• **Exercise prompt**: From the listing below, return each line that includes "shift".

Dataset items
═══

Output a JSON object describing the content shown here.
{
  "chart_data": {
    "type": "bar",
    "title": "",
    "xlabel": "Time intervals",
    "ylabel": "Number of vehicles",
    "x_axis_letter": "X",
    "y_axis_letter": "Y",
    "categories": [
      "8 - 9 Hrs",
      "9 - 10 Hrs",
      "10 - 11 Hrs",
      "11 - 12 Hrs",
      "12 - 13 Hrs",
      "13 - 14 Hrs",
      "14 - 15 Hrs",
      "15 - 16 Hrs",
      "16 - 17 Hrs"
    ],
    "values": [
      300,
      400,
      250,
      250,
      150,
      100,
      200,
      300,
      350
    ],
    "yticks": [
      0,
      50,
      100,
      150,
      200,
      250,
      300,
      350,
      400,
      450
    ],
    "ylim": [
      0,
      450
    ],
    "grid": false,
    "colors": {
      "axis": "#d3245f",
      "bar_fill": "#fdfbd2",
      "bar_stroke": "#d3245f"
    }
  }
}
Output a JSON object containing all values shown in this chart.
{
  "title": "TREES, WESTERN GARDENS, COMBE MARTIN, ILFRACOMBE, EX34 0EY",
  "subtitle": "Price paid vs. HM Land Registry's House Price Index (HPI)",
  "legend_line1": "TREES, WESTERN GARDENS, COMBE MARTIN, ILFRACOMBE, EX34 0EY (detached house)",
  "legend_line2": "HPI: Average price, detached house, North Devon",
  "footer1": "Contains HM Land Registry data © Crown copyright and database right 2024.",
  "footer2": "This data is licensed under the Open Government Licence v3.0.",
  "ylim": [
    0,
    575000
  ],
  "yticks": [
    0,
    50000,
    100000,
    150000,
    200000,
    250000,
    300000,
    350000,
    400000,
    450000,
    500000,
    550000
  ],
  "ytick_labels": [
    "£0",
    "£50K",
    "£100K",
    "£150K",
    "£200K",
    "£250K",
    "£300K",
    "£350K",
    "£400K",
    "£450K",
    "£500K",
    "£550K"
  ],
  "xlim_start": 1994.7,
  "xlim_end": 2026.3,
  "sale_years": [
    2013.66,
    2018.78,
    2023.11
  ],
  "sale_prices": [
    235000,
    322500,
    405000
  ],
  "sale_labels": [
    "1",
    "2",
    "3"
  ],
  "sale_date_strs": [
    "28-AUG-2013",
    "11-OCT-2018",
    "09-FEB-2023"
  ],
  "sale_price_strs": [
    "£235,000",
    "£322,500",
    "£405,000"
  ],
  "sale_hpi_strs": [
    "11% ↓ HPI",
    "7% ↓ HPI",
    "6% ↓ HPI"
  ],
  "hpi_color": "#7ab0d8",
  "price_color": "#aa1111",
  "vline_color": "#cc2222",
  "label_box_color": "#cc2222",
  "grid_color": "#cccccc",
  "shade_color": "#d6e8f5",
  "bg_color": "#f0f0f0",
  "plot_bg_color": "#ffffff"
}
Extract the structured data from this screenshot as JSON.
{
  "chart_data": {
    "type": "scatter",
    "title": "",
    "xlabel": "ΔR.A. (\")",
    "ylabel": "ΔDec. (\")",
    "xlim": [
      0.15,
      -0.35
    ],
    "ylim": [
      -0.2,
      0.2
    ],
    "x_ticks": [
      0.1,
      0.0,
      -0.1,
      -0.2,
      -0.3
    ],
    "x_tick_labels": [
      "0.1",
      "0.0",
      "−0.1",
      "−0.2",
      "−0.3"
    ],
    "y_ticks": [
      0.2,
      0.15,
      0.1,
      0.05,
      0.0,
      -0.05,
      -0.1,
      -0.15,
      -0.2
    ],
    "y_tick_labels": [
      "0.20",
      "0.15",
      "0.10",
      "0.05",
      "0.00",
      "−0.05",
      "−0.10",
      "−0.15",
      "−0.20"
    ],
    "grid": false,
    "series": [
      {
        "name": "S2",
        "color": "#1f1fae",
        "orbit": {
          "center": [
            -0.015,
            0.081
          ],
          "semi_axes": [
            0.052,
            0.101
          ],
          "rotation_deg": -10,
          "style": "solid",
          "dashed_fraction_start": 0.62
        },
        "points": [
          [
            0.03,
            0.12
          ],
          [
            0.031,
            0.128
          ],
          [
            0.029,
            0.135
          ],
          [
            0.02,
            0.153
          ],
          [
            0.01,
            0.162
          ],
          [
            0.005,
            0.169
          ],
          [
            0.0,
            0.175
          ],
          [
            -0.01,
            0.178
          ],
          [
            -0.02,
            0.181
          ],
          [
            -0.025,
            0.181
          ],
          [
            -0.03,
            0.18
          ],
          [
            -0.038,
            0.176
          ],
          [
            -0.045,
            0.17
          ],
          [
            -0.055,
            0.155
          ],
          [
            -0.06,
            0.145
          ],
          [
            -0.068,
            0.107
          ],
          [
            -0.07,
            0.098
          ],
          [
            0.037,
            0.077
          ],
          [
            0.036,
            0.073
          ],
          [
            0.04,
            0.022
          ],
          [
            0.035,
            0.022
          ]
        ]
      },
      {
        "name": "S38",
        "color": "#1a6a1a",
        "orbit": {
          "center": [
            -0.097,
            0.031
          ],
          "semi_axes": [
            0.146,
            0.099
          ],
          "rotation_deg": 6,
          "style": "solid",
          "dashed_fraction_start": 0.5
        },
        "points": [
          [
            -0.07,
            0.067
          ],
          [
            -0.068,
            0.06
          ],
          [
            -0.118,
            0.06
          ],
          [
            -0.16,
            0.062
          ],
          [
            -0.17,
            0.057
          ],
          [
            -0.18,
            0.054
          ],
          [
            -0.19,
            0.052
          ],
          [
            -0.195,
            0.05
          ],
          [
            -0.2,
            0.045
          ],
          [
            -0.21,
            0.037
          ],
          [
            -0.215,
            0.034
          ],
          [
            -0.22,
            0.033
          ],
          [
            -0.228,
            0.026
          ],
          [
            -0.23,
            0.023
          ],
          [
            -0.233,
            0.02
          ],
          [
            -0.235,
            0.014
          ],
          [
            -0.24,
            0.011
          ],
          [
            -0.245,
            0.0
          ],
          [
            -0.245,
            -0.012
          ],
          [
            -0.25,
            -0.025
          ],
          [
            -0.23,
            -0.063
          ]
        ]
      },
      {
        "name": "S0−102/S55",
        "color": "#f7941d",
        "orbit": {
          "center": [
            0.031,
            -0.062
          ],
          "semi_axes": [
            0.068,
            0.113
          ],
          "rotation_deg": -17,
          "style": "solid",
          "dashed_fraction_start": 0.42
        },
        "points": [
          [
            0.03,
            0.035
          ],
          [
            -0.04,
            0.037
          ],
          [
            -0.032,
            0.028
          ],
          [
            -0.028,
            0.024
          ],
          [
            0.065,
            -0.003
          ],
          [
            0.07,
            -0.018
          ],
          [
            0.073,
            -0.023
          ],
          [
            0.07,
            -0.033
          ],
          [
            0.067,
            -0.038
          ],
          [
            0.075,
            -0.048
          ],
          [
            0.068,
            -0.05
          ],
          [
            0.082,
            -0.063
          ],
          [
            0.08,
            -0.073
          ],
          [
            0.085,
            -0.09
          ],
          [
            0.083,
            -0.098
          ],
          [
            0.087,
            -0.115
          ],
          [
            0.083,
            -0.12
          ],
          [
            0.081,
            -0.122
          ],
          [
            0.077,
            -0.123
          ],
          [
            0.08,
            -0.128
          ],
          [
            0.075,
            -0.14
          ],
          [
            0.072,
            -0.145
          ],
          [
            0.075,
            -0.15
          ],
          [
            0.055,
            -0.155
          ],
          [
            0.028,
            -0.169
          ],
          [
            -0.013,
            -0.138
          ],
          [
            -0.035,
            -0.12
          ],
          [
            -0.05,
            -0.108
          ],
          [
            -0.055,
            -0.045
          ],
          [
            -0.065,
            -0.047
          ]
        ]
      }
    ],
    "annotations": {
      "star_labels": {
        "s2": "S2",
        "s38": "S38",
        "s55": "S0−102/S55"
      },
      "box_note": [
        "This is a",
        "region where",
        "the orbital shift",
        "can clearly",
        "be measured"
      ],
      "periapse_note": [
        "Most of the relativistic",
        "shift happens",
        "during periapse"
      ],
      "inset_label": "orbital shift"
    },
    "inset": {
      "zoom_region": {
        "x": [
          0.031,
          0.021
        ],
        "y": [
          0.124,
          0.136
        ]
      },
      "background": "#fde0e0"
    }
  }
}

═══

• **Task solution**:
        "the orbital shift",
        "shift happens",
      "inset_label": "orbital shift"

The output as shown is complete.